Among the lines of this listing, determine how many contain the string "subjective". Answer with the number only.

DATA LISTING –
◆ ◆ ◆ ◆ ◆ ◆ ◆

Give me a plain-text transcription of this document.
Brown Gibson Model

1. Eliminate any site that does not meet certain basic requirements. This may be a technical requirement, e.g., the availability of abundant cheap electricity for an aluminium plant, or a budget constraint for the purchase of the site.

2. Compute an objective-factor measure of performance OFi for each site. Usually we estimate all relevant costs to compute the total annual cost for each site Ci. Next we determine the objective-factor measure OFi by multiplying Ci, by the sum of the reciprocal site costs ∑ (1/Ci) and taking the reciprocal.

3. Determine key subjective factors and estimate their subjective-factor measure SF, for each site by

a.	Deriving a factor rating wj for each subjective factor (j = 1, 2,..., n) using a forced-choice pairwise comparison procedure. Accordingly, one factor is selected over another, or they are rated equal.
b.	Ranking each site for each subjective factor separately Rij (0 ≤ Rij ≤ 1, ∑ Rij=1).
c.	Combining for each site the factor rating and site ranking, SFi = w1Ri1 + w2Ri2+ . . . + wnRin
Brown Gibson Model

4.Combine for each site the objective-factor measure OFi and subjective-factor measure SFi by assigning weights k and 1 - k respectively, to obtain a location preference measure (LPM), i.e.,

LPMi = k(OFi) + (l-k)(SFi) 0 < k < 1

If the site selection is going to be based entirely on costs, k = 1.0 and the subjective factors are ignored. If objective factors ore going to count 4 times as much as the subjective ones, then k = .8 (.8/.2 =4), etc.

◆ ◆ ◆ ◆ ◆ ◆ ◆

WORKED SOLUTION – 5